WHAT IS REQUIRED:
Search the records for "this". Copy every line where it appears.

ITEMS:
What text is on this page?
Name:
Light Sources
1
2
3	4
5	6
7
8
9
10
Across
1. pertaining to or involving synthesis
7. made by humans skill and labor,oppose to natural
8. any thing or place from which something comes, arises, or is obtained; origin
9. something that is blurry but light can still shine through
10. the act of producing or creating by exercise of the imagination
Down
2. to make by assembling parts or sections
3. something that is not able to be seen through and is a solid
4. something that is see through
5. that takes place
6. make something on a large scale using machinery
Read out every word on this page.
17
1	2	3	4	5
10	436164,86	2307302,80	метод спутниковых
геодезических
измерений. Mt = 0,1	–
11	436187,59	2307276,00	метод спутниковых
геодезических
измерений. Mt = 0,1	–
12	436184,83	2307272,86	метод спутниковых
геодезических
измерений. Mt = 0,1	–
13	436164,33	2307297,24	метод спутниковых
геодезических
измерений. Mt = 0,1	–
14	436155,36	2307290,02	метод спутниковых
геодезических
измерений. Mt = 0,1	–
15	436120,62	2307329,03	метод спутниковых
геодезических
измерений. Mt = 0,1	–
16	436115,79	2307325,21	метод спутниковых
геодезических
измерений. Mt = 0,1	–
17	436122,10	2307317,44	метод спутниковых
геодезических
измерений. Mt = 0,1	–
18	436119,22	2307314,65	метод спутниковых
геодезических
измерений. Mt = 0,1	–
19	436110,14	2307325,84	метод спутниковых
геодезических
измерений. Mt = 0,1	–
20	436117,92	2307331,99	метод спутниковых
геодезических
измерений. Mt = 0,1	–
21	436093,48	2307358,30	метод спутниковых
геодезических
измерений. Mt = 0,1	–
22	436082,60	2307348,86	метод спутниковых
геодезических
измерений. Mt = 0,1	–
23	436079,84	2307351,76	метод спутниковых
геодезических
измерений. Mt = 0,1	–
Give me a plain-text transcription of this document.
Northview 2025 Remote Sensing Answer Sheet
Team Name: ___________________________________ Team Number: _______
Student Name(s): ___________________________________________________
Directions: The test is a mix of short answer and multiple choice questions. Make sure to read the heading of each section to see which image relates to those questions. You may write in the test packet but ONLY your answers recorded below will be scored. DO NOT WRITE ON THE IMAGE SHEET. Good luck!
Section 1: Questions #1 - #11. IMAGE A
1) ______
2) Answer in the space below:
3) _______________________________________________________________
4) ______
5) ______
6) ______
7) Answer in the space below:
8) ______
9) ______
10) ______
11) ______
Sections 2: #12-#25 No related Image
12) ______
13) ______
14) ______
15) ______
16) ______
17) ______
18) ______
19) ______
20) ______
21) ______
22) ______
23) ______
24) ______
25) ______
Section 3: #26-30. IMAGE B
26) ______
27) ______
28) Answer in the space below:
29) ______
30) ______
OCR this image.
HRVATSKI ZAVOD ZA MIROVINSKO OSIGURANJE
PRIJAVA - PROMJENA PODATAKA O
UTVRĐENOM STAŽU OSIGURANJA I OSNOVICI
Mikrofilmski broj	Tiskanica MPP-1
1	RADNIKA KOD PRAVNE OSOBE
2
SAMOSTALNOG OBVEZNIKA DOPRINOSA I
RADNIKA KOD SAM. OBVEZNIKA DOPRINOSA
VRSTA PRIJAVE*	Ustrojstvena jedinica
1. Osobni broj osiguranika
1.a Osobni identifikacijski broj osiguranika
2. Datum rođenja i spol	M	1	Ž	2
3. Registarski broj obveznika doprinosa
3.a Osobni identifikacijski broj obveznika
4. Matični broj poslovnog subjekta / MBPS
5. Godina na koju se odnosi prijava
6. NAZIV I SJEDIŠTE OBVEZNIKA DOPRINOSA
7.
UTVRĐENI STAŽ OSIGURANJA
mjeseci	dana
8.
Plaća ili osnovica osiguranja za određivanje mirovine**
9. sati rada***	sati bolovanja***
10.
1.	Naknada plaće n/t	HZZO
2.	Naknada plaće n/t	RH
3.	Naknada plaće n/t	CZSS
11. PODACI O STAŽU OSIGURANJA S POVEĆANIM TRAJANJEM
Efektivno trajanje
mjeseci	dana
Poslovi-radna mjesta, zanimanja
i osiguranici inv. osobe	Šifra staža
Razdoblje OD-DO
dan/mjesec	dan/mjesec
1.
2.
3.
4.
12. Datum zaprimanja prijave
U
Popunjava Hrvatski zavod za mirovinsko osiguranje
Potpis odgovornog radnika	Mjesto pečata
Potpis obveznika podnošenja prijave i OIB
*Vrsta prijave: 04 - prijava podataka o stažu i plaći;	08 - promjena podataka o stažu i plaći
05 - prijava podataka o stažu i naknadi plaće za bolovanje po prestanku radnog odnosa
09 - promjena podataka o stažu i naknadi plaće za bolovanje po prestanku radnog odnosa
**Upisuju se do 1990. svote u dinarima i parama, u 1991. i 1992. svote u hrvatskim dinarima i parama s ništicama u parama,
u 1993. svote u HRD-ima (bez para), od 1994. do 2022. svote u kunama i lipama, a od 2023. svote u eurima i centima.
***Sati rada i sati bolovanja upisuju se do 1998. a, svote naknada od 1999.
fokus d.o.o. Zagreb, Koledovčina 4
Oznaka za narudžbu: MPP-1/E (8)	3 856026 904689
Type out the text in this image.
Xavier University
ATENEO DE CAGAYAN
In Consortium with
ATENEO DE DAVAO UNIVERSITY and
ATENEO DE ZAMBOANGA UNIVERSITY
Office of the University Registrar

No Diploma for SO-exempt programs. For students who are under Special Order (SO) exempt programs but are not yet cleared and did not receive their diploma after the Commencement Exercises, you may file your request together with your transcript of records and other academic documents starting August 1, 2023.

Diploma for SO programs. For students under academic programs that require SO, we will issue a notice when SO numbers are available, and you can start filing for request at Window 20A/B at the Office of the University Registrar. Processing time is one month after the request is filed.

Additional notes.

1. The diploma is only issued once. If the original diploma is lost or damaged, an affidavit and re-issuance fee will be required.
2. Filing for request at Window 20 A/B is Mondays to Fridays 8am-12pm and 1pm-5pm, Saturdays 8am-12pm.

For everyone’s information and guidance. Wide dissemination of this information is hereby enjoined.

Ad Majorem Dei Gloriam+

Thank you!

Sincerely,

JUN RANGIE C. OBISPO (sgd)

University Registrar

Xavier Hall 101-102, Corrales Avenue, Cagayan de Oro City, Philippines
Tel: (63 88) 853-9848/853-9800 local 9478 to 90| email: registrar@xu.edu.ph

FULL ANSWER:
What text is on this page?
Read out every word on this page.
Give me a plain-text transcription of this document.
OCR this image.
Type out the text in this image.
For everyone’s information and guidance. Wide dissemination of this information is hereby enjoined.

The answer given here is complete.